Extract:
• • • • •
Data deduplication is able to effectively identify and eliminate redundant
data and only maintain a single copy of files and chunks. Hence, it is widely
used in cloud storage systems to save storage space and network bandwidth.
However, the occurrence of deduplication can be easily identified by monitoring
and analyzing network traffic, which leads to the risk of user privacy leakage.
The attacker can carry out a very dangerous side channel attack, i.e.,
learn-the-remaining-information (LRI) attack, to reveal users' privacy
information by exploiting the side channel of network traffic in deduplication.
Existing work addresses the LRI attack at the cost of the high bandwidth
efficiency of deduplication. In order to address this problem, we propose a
simple yet effective scheme, called randomized redundant chunk scheme (RRCS),
to significantly mitigate the risk of the LRI attack while maintaining the high
bandwidth efficiency of deduplication. The basic idea behind RRCS is to add
randomized redundant chunks to mix up the real deduplication states of files
used for the LRI attack, which effectively obfuscates the view of the attacker,
who attempts to exploit the side channel of network traffic for the LRI attack.
Our security analysis shows that RRCS could significantly mitigate the risk of
the LRI attack. We implement the RRCS prototype and evaluate it by using three
large-scale real-world datasets. Experimental results demonstrate the
efficiency and efficacy of RRCS.
• • • • •
Work to do:
[1] Decide whether each statement agrees with the deduplication abstract. Answer yes or no, and quote the words from the abstract that decide it: (a) RRCS was evaluated with three large-scale real-world datasets; (b) existing work handles the LRI attack while keeping the high bandwidth efficiency of deduplication; (c) deduplication keeps several copies of each file.
[2] Echo the stretch of the deduplication abstract from "However, the occurrence" through "user privacy leakage.", word for word.
[3] According to the deduplication abstract, what does RRCS add in order to obscure the real deduplication states of files?
The items placed after this abstract have no part in what is asked here.

[Visual layout records]
• • • • •
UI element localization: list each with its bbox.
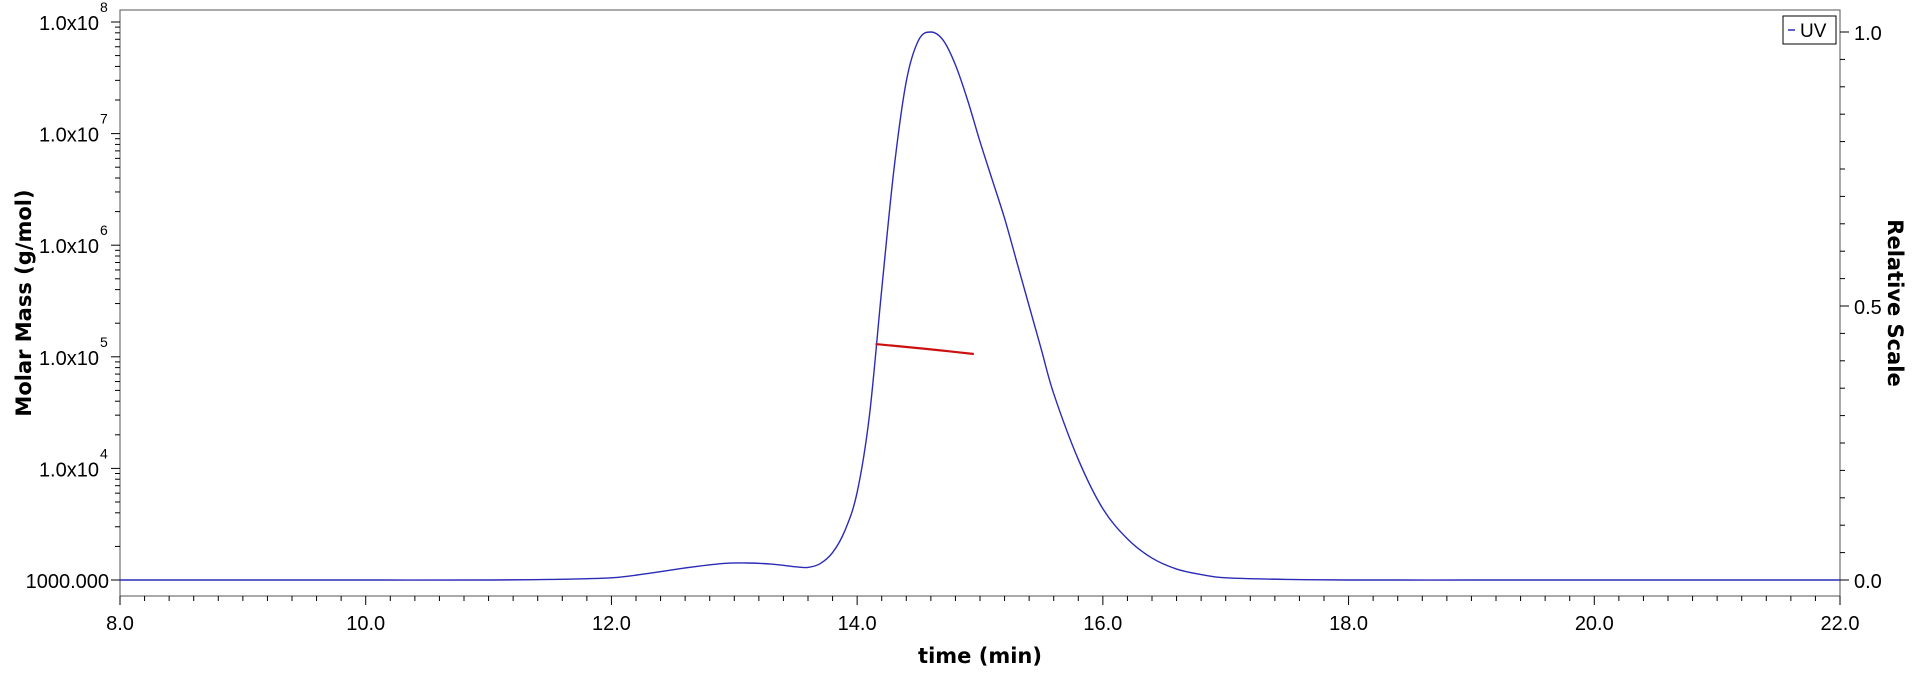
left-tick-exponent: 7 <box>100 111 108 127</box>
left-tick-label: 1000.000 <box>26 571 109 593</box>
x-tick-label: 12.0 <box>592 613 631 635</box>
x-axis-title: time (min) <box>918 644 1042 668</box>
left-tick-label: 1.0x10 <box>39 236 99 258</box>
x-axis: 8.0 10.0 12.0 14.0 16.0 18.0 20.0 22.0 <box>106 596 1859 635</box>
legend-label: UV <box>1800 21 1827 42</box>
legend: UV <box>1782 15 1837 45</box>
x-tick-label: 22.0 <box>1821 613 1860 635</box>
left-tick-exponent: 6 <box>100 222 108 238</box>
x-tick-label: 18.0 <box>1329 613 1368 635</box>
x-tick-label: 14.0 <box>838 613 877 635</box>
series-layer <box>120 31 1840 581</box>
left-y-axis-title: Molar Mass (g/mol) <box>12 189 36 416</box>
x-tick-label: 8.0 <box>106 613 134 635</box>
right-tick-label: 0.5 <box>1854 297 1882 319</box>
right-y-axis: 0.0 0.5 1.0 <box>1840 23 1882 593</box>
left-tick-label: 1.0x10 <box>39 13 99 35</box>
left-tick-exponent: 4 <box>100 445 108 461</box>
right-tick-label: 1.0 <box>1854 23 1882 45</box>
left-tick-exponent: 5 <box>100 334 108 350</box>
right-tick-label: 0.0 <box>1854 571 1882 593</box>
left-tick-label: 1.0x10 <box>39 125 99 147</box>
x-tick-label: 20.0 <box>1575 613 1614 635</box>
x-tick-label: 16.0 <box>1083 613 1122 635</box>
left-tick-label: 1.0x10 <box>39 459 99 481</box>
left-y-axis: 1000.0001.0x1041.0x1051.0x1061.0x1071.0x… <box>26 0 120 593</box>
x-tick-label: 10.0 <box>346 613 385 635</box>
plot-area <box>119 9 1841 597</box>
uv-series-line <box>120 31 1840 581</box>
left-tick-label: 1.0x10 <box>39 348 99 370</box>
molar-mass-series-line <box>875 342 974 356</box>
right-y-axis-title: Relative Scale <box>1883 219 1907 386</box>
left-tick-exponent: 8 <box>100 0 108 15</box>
• • • • •
Task-by-task answers:
[1]
(a) Yes: "evaluate it by using three large-scale real-world datasets"
(b) No: "Existing work addresses the LRI attack at the cost of the high bandwidth efficiency of deduplication"
(c) No: "only maintain a single copy of files and chunks"

[2]
However, the occurrence of deduplication can be easily identified by monitoring
and analyzing network traffic, which leads to the risk of user privacy leakage.

[3] Randomized redundant chunks.